* **Your instructions**
Find the lines below that contain the string "Design". Copy each one.

* **Data provided**
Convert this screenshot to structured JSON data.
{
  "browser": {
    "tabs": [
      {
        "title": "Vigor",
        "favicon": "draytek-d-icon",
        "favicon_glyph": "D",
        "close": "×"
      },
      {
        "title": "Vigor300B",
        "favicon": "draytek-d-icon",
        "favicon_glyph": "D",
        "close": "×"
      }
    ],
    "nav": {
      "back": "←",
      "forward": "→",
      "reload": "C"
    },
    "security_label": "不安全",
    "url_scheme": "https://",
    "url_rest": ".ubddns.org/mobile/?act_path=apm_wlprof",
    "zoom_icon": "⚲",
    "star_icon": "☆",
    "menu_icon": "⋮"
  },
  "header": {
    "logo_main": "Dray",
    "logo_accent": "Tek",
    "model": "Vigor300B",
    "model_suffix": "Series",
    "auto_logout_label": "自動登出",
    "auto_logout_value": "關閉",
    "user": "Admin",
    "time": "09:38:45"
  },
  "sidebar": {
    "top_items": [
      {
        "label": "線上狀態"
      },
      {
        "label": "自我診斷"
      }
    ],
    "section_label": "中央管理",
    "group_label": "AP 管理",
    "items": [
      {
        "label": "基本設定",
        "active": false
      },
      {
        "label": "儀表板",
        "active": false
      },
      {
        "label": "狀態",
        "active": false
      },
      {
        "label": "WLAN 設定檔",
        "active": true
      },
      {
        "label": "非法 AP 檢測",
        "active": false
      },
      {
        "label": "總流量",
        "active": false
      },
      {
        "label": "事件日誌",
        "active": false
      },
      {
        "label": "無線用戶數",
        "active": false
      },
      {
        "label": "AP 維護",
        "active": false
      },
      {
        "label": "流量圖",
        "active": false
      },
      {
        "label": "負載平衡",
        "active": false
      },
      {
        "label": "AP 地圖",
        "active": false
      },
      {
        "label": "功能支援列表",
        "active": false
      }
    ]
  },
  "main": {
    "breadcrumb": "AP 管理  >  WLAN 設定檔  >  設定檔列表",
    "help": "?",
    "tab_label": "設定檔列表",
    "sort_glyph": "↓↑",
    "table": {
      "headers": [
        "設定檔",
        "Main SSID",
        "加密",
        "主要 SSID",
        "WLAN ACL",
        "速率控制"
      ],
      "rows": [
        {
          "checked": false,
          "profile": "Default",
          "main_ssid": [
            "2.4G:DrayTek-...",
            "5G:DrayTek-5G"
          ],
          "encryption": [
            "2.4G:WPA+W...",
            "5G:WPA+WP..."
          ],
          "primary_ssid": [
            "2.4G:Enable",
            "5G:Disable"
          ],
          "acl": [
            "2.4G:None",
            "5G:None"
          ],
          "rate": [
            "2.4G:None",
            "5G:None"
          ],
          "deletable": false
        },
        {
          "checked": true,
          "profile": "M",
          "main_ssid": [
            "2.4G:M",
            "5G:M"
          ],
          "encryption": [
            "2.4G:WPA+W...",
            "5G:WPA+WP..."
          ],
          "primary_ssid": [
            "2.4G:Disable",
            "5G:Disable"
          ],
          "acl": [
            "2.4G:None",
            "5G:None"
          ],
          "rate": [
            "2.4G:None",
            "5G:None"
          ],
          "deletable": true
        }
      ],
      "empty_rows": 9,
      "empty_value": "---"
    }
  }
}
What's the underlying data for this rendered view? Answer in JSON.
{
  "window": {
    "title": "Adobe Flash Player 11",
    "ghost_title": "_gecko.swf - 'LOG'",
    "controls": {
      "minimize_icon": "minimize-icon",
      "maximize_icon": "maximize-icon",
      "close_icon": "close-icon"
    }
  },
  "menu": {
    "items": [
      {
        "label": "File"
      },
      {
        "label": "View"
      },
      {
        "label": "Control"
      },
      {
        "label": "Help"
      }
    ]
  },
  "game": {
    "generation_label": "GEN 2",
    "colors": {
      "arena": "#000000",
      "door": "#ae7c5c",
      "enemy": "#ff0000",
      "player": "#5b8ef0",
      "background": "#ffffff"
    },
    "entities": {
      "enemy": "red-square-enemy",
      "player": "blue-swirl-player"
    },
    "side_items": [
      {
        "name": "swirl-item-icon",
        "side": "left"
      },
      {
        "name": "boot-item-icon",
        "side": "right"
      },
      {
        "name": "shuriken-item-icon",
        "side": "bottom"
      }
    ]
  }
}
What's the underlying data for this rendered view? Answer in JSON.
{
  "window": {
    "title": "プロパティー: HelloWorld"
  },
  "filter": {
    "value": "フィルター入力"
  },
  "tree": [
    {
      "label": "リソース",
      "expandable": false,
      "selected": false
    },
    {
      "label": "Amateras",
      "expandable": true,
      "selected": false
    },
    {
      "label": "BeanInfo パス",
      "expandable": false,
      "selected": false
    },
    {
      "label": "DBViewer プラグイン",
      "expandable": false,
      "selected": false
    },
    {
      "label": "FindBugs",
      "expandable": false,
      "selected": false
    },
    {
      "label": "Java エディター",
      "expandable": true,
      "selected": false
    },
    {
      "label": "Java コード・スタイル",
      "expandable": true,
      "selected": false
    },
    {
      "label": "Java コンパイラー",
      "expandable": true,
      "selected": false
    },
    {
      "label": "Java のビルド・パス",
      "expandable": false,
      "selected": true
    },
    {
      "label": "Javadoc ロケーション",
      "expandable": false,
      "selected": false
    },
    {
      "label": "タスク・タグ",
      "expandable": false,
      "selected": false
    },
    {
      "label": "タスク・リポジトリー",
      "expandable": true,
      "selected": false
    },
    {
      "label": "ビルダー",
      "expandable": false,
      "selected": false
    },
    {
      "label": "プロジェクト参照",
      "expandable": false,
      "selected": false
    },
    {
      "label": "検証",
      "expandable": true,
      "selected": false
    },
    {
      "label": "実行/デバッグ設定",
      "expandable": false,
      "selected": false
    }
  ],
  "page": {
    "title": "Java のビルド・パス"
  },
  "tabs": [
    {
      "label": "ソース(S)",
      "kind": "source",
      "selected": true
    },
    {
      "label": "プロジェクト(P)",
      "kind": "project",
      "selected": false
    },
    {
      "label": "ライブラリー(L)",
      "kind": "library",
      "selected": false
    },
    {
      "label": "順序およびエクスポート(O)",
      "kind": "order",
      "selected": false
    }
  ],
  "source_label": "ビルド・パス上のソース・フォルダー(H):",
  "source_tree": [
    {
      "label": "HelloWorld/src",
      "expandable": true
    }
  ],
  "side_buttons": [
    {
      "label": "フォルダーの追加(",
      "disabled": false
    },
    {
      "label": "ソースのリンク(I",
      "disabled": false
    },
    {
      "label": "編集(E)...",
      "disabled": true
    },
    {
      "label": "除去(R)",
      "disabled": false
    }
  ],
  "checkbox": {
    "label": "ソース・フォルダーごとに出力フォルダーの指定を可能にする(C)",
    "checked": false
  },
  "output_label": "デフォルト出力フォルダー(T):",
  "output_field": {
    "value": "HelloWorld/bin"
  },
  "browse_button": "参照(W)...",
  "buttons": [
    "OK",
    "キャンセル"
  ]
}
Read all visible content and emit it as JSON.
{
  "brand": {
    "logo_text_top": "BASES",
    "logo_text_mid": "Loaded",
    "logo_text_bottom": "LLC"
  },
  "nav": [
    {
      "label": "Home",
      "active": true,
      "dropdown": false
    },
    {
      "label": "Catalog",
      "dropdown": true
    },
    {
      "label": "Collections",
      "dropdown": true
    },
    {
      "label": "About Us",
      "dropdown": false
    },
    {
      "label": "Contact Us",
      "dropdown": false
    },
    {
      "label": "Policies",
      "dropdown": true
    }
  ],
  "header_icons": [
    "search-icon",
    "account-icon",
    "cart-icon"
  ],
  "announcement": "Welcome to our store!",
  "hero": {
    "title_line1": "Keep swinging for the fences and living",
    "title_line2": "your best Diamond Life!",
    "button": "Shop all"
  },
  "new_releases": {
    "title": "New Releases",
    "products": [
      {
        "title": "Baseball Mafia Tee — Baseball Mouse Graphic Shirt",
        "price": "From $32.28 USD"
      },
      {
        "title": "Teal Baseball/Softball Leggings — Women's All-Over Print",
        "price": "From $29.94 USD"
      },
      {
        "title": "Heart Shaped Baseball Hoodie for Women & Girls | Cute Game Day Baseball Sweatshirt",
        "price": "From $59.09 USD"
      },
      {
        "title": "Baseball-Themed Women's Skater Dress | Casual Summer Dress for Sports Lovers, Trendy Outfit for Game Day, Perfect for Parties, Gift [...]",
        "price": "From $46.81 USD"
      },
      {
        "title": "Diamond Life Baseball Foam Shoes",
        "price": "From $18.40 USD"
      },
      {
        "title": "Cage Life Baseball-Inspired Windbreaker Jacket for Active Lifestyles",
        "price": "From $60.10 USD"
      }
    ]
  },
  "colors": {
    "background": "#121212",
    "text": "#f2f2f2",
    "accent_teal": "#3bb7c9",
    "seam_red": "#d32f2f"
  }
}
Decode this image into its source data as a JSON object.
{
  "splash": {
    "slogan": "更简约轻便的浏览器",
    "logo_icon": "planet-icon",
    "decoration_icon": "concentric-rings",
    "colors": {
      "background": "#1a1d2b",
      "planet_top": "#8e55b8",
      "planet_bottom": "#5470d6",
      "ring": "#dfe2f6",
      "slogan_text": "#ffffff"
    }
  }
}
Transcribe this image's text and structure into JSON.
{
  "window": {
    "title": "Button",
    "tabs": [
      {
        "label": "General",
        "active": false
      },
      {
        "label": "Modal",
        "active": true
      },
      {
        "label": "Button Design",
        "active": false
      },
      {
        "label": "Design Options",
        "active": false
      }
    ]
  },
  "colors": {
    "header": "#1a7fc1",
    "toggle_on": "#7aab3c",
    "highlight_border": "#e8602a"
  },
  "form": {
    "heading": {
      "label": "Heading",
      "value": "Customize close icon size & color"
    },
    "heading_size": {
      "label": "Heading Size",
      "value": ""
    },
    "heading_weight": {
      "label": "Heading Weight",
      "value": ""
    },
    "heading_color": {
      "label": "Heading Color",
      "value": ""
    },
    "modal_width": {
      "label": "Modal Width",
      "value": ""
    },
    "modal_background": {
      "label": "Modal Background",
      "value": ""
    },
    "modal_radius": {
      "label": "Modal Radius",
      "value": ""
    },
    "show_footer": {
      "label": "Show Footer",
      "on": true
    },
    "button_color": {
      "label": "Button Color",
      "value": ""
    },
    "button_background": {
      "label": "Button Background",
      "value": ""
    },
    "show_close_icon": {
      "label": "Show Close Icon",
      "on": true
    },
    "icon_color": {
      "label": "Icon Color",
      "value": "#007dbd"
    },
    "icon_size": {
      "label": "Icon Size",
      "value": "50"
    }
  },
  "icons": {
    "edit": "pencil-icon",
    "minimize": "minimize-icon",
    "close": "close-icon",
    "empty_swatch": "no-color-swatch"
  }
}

* **Solution to this exercise**
        "label": "Button Design",
        "label": "Design Options",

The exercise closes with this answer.